The entries below are to be written out again without alteration.

**Records for processing**
►
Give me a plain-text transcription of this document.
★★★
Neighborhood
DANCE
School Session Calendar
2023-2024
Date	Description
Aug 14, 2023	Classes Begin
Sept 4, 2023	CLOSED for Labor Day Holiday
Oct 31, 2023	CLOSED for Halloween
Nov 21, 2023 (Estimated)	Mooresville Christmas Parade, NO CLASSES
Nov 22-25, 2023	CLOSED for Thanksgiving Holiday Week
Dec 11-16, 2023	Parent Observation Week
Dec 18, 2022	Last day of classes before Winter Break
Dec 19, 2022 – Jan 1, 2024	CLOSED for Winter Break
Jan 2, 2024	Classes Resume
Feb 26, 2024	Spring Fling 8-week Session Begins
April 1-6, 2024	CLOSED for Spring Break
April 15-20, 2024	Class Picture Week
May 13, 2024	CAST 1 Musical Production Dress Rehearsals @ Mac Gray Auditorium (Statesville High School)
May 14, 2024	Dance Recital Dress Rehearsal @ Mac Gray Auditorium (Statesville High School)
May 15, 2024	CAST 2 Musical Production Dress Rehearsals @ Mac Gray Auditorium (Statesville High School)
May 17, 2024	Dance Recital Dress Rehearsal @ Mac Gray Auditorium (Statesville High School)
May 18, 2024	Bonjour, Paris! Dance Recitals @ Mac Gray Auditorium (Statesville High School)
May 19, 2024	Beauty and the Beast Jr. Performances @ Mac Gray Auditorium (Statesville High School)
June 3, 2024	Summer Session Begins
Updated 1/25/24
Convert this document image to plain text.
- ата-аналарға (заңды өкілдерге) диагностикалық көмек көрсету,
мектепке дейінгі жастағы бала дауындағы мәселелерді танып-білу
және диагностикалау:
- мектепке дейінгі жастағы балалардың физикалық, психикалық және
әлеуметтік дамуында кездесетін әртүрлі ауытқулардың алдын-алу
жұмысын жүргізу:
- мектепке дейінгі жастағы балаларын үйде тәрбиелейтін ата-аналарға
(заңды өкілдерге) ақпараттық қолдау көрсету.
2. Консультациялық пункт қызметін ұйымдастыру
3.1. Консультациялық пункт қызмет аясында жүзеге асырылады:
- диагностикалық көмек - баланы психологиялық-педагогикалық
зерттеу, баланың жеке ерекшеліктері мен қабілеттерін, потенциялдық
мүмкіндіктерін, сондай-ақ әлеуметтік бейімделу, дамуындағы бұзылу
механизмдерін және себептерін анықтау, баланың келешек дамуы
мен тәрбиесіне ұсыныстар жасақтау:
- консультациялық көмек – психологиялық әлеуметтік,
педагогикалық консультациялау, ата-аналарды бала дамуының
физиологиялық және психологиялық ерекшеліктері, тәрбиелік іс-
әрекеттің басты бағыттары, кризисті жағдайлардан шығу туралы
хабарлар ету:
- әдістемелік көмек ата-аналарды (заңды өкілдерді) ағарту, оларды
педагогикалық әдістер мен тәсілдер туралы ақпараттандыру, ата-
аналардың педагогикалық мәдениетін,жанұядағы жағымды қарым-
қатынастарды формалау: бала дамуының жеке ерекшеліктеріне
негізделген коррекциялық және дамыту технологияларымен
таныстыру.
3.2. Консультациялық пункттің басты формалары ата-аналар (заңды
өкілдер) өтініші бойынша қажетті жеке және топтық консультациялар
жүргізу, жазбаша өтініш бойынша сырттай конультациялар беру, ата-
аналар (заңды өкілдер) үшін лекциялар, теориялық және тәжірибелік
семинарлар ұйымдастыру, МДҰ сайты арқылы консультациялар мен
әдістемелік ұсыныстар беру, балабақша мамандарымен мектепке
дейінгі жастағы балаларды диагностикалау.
◄
**Solution to the problem**
Give me a plain-text transcription of this document.
★★★
Neighborhood
DANCE
School Session Calendar
2023-2024
Date	Description
Aug 14, 2023	Classes Begin
Sept 4, 2023	CLOSED for Labor Day Holiday
Oct 31, 2023	CLOSED for Halloween
Nov 21, 2023 (Estimated)	Mooresville Christmas Parade, NO CLASSES
Nov 22-25, 2023	CLOSED for Thanksgiving Holiday Week
Dec 11-16, 2023	Parent Observation Week
Dec 18, 2022	Last day of classes before Winter Break
Dec 19, 2022 – Jan 1, 2024	CLOSED for Winter Break
Jan 2, 2024	Classes Resume
Feb 26, 2024	Spring Fling 8-week Session Begins
April 1-6, 2024	CLOSED for Spring Break
April 15-20, 2024	Class Picture Week
May 13, 2024	CAST 1 Musical Production Dress Rehearsals @ Mac Gray Auditorium (Statesville High School)
May 14, 2024	Dance Recital Dress Rehearsal @ Mac Gray Auditorium (Statesville High School)
May 15, 2024	CAST 2 Musical Production Dress Rehearsals @ Mac Gray Auditorium (Statesville High School)
May 17, 2024	Dance Recital Dress Rehearsal @ Mac Gray Auditorium (Statesville High School)
May 18, 2024	Bonjour, Paris! Dance Recitals @ Mac Gray Auditorium (Statesville High School)
May 19, 2024	Beauty and the Beast Jr. Performances @ Mac Gray Auditorium (Statesville High School)
June 3, 2024	Summer Session Begins
Updated 1/25/24
Convert this document image to plain text.
- ата-аналарға (заңды өкілдерге) диагностикалық көмек көрсету,
мектепке дейінгі жастағы бала дауындағы мәселелерді танып-білу
және диагностикалау:
- мектепке дейінгі жастағы балалардың физикалық, психикалық және
әлеуметтік дамуында кездесетін әртүрлі ауытқулардың алдын-алу
жұмысын жүргізу:
- мектепке дейінгі жастағы балаларын үйде тәрбиелейтін ата-аналарға
(заңды өкілдерге) ақпараттық қолдау көрсету.
2. Консультациялық пункт қызметін ұйымдастыру
3.1. Консультациялық пункт қызмет аясында жүзеге асырылады:
- диагностикалық көмек - баланы психологиялық-педагогикалық
зерттеу, баланың жеке ерекшеліктері мен қабілеттерін, потенциялдық
мүмкіндіктерін, сондай-ақ әлеуметтік бейімделу, дамуындағы бұзылу
механизмдерін және себептерін анықтау, баланың келешек дамуы
мен тәрбиесіне ұсыныстар жасақтау:
- консультациялық көмек – психологиялық әлеуметтік,
педагогикалық консультациялау, ата-аналарды бала дамуының
физиологиялық және психологиялық ерекшеліктері, тәрбиелік іс-
әрекеттің басты бағыттары, кризисті жағдайлардан шығу туралы
хабарлар ету:
- әдістемелік көмек ата-аналарды (заңды өкілдерді) ағарту, оларды
педагогикалық әдістер мен тәсілдер туралы ақпараттандыру, ата-
аналардың педагогикалық мәдениетін,жанұядағы жағымды қарым-
қатынастарды формалау: бала дамуының жеке ерекшеліктеріне
негізделген коррекциялық және дамыту технологияларымен
таныстыру.
3.2. Консультациялық пункттің басты формалары ата-аналар (заңды
өкілдер) өтініші бойынша қажетті жеке және топтық консультациялар
жүргізу, жазбаша өтініш бойынша сырттай конультациялар беру, ата-
аналар (заңды өкілдер) үшін лекциялар, теориялық және тәжірибелік
семинарлар ұйымдастыру, МДҰ сайты арқылы консультациялар мен
әдістемелік ұсыныстар беру, балабақша мамандарымен мектепке
дейінгі жастағы балаларды диагностикалау.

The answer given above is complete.